Any picture among the records should be left out, please; retype the rest exactly.

— start EXTRACTED DATA —

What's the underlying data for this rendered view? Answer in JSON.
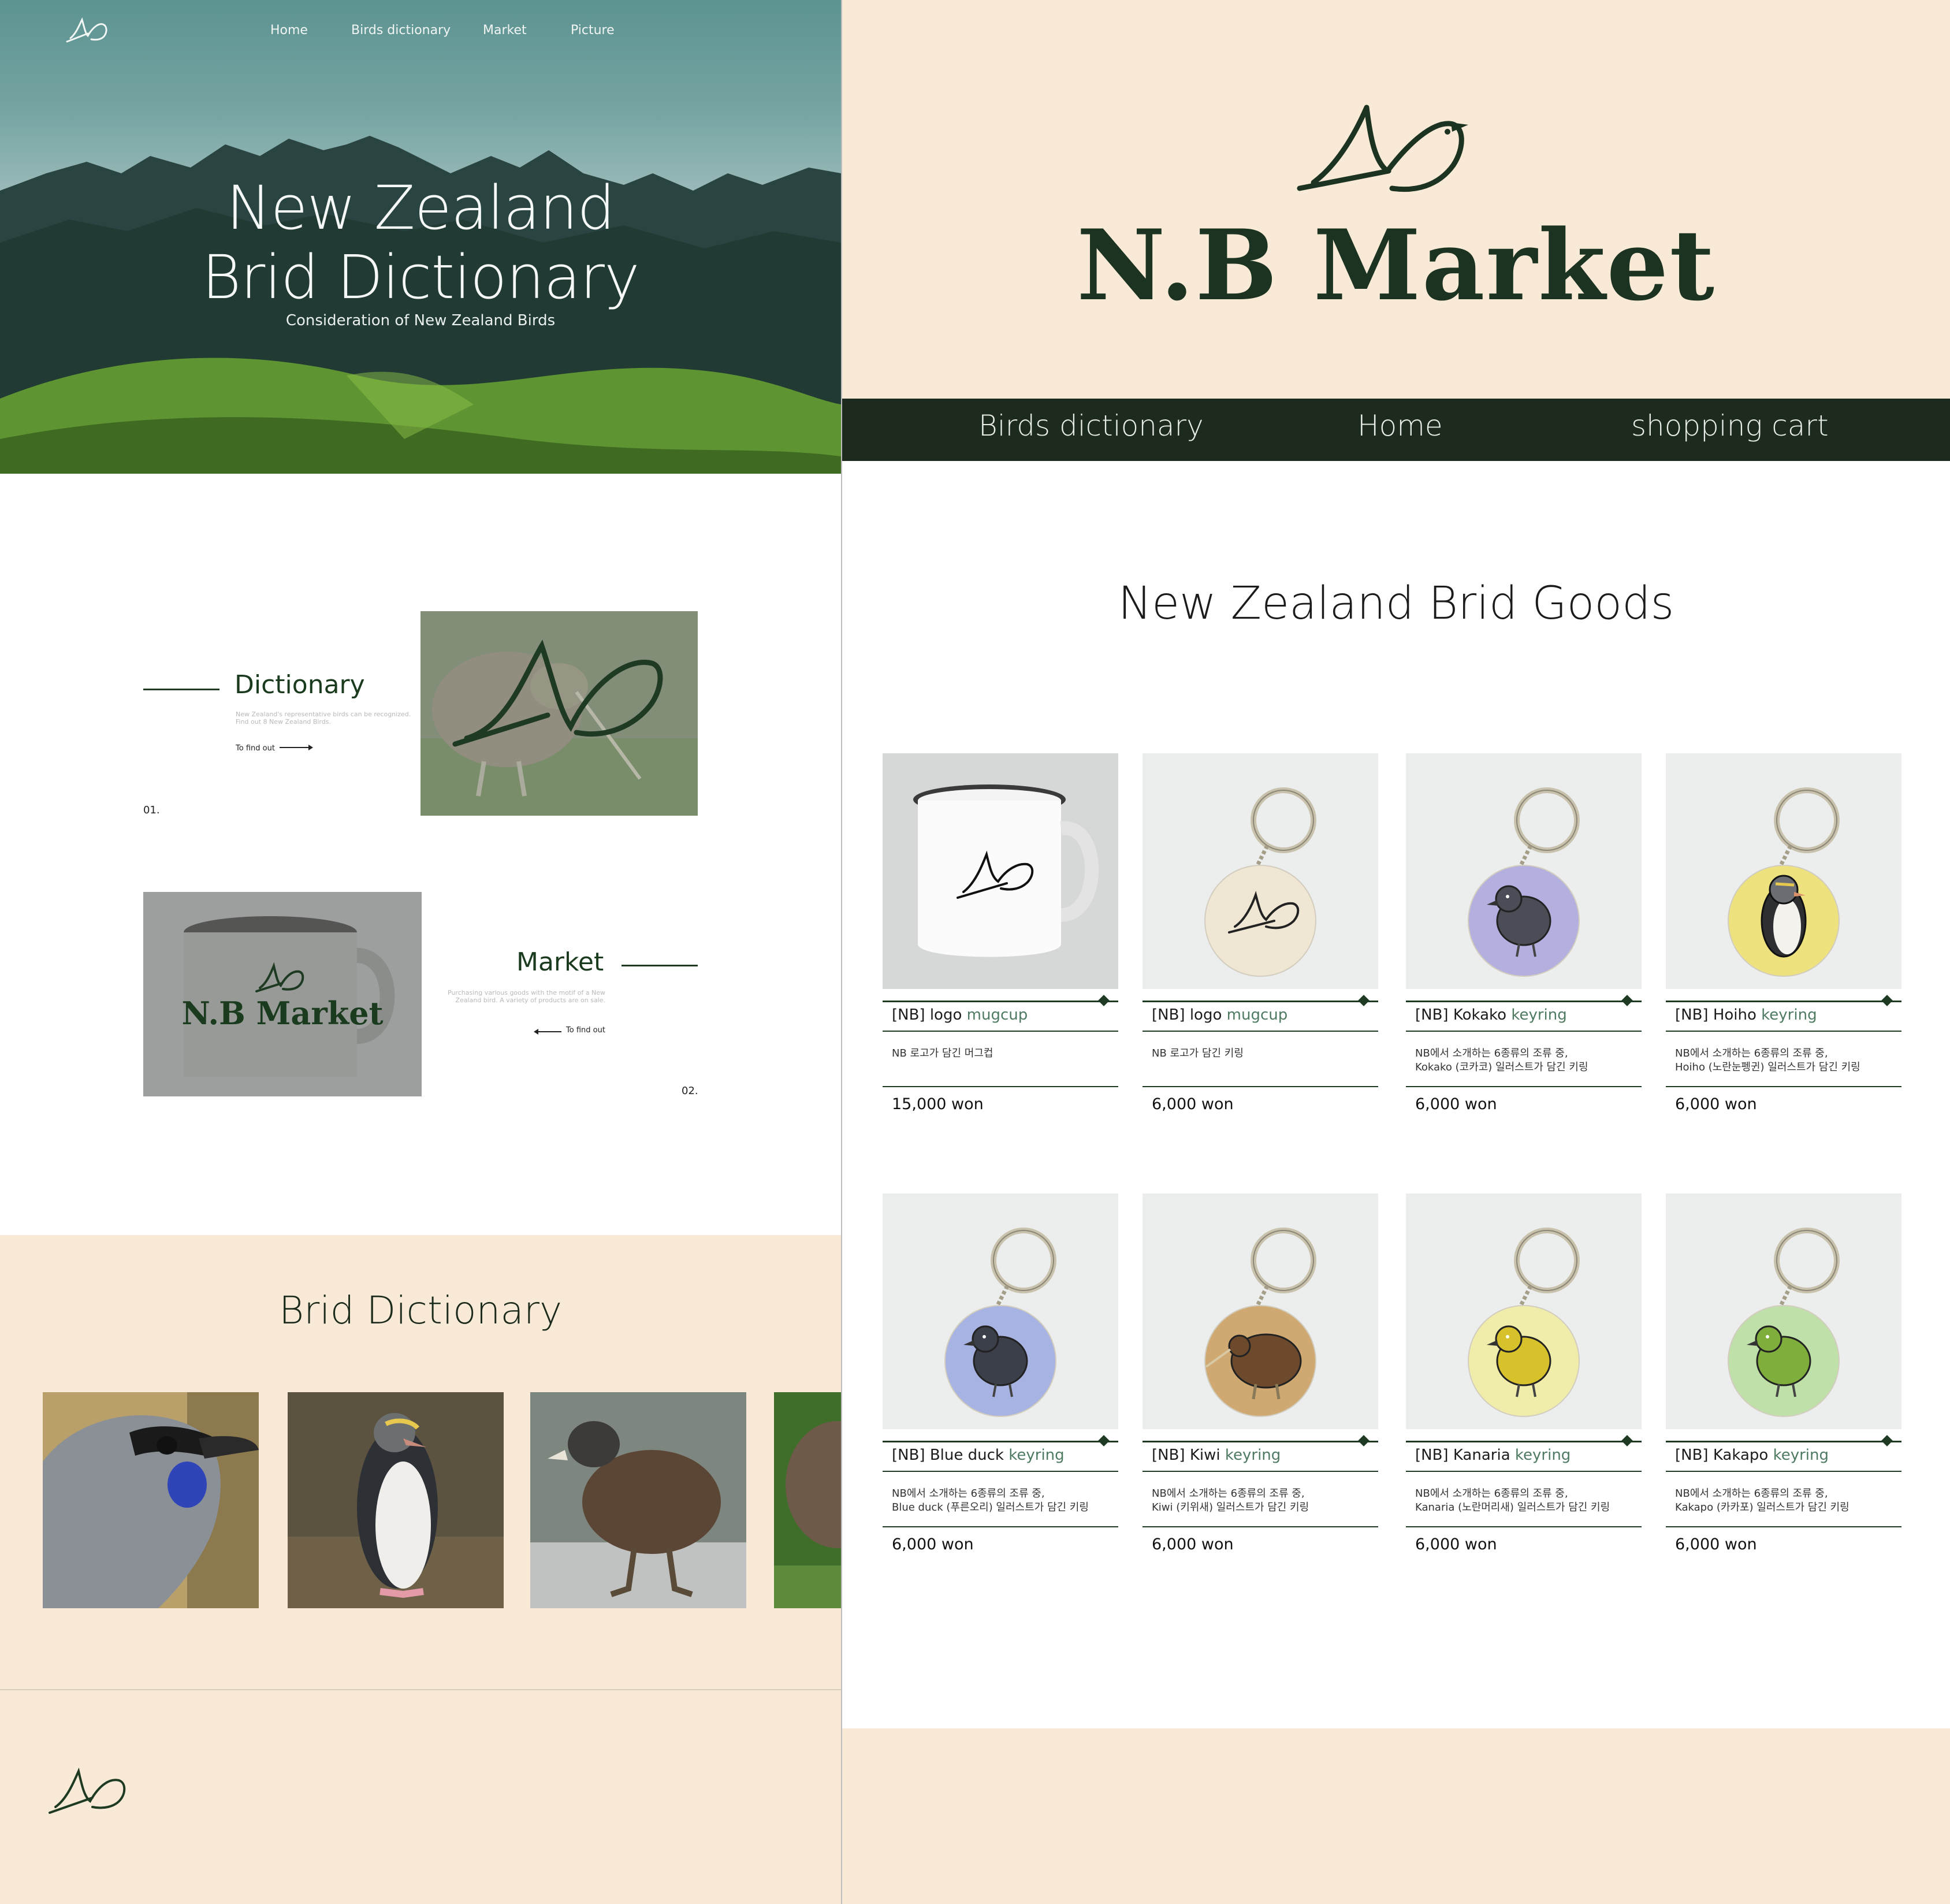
{
  "left": {
    "nav": [
      "Home",
      "Birds dictionary",
      "Market",
      "Picture"
    ],
    "hero": {
      "title_line1": "New Zealand",
      "title_line2": "Brid Dictionary",
      "subtitle": "Consideration of New Zealand Birds"
    },
    "section1": {
      "title": "Dictionary",
      "desc": "New Zealand's representative birds can be recognized. Find out 8 New Zealand Birds.",
      "link": "To find out",
      "number": "01."
    },
    "section2": {
      "title": "Market",
      "desc": "Purchasing various goods with the motif of a New Zealand bird. A variety of products are on sale.",
      "link": "To find out",
      "number": "02.",
      "image_brand": "N.B Market"
    },
    "band": {
      "title": "Brid Dictionary"
    }
  },
  "right": {
    "brand": "N.B Market",
    "nav": [
      "Birds dictionary",
      "Home",
      "shopping cart"
    ],
    "title": "New Zealand Brid Goods",
    "products": [
      {
        "prefix": "[NB] logo",
        "type": "mugcup",
        "desc": "NB 로고가 담긴 머그컵",
        "price": "15,000 won",
        "art": "mug"
      },
      {
        "prefix": "[NB] logo",
        "type": "mugcup",
        "desc": "NB 로고가 담긴 키링",
        "price": "6,000 won",
        "art": "logo",
        "disc": "#efe6d3"
      },
      {
        "prefix": "[NB] Kokako",
        "type": "keyring",
        "desc": "NB에서 소개하는 6종류의 조류 중,\nKokako (코카코) 일러스트가 담긴 키링",
        "price": "6,000 won",
        "art": "bird",
        "disc": "#b3b0e0",
        "bird": "#4a4d55"
      },
      {
        "prefix": "[NB] Hoiho",
        "type": "keyring",
        "desc": "NB에서 소개하는 6종류의 조류 중,\nHoiho (노란눈펭귄) 일러스트가 담긴 키링",
        "price": "6,000 won",
        "art": "penguin",
        "disc": "#ede27d"
      },
      {
        "prefix": "[NB] Blue duck",
        "type": "keyring",
        "desc": "NB에서 소개하는 6종류의 조류 중,\nBlue duck (푸른오리) 일러스트가 담긴 키링",
        "price": "6,000 won",
        "art": "bird",
        "disc": "#a7b3e2",
        "bird": "#3b3f4a"
      },
      {
        "prefix": "[NB] Kiwi",
        "type": "keyring",
        "desc": "NB에서 소개하는 6종류의 조류 중,\nKiwi (키위새) 일러스트가 담긴 키링",
        "price": "6,000 won",
        "art": "kiwi",
        "disc": "#cfa971"
      },
      {
        "prefix": "[NB] Kanaria",
        "type": "keyring",
        "desc": "NB에서 소개하는 6종류의 조류 중,\nKanaria (노란머리새) 일러스트가 담긴 키링",
        "price": "6,000 won",
        "art": "bird",
        "disc": "#f0ecaa",
        "bird": "#d8c22c"
      },
      {
        "prefix": "[NB] Kakapo",
        "type": "keyring",
        "desc": "NB에서 소개하는 6종류의 조류 중,\nKakapo (카카포) 일러스트가 담긴 키링",
        "price": "6,000 won",
        "art": "bird",
        "disc": "#bfe0a8",
        "bird": "#7fae3c"
      }
    ]
  },
  "colors": {
    "brand_green": "#1c2b1e",
    "cream": "#f8ead6",
    "accent_text": "#4f7a62"
  }
}
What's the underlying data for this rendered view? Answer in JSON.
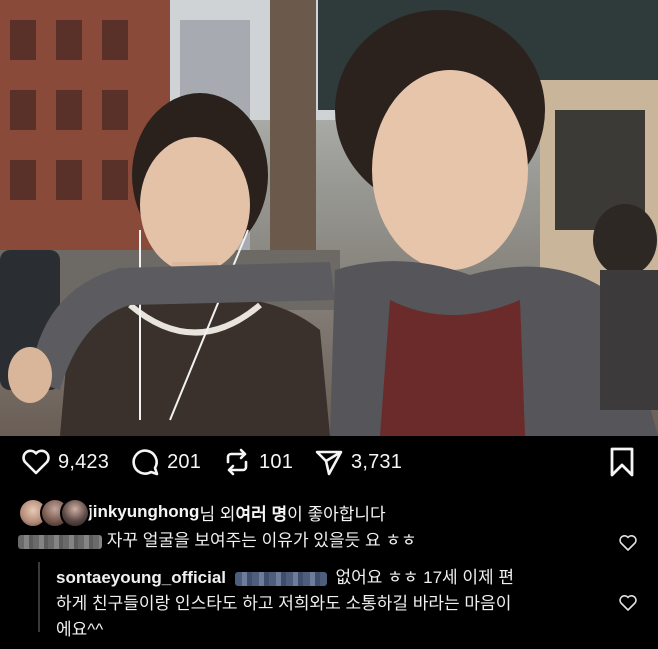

— end EXTRACTED DATA —

• [RESULT]:
What's the underlying data for this rendered view? Answer in JSON.
{
  "left": {
    "nav": [
      "Home",
      "Birds dictionary",
      "Market",
      "Picture"
    ],
    "hero": {
      "title_line1": "New Zealand",
      "title_line2": "Brid Dictionary",
      "subtitle": "Consideration of New Zealand Birds"
    },
    "section1": {
      "title": "Dictionary",
      "desc": "New Zealand's representative birds can be recognized. Find out 8 New Zealand Birds.",
      "link": "To find out",
      "number": "01."
    },
    "section2": {
      "title": "Market",
      "desc": "Purchasing various goods with the motif of a New Zealand bird. A variety of products are on sale.",
      "link": "To find out",
      "number": "02.",
      "image_brand": "N.B Market"
    },
    "band": {
      "title": "Brid Dictionary"
    }
  },
  "right": {
    "brand": "N.B Market",
    "nav": [
      "Birds dictionary",
      "Home",
      "shopping cart"
    ],
    "title": "New Zealand Brid Goods",
    "products": [
      {
        "prefix": "[NB] logo",
        "type": "mugcup",
        "desc": "NB 로고가 담긴 머그컵",
        "price": "15,000 won",
        "art": "mug"
      },
      {
        "prefix": "[NB] logo",
        "type": "mugcup",
        "desc": "NB 로고가 담긴 키링",
        "price": "6,000 won",
        "art": "logo",
        "disc": "#efe6d3"
      },
      {
        "prefix": "[NB] Kokako",
        "type": "keyring",
        "desc": "NB에서 소개하는 6종류의 조류 중,\nKokako (코카코) 일러스트가 담긴 키링",
        "price": "6,000 won",
        "art": "bird",
        "disc": "#b3b0e0",
        "bird": "#4a4d55"
      },
      {
        "prefix": "[NB] Hoiho",
        "type": "keyring",
        "desc": "NB에서 소개하는 6종류의 조류 중,\nHoiho (노란눈펭귄) 일러스트가 담긴 키링",
        "price": "6,000 won",
        "art": "penguin",
        "disc": "#ede27d"
      },
      {
        "prefix": "[NB] Blue duck",
        "type": "keyring",
        "desc": "NB에서 소개하는 6종류의 조류 중,\nBlue duck (푸른오리) 일러스트가 담긴 키링",
        "price": "6,000 won",
        "art": "bird",
        "disc": "#a7b3e2",
        "bird": "#3b3f4a"
      },
      {
        "prefix": "[NB] Kiwi",
        "type": "keyring",
        "desc": "NB에서 소개하는 6종류의 조류 중,\nKiwi (키위새) 일러스트가 담긴 키링",
        "price": "6,000 won",
        "art": "kiwi",
        "disc": "#cfa971"
      },
      {
        "prefix": "[NB] Kanaria",
        "type": "keyring",
        "desc": "NB에서 소개하는 6종류의 조류 중,\nKanaria (노란머리새) 일러스트가 담긴 키링",
        "price": "6,000 won",
        "art": "bird",
        "disc": "#f0ecaa",
        "bird": "#d8c22c"
      },
      {
        "prefix": "[NB] Kakapo",
        "type": "keyring",
        "desc": "NB에서 소개하는 6종류의 조류 중,\nKakapo (카카포) 일러스트가 담긴 키링",
        "price": "6,000 won",
        "art": "bird",
        "disc": "#bfe0a8",
        "bird": "#7fae3c"
      }
    ]
  },
  "colors": {
    "brand_green": "#1c2b1e",
    "cream": "#f8ead6",
    "accent_text": "#4f7a62"
  }
}
What's the underlying data for this rendered view? Answer in JSON.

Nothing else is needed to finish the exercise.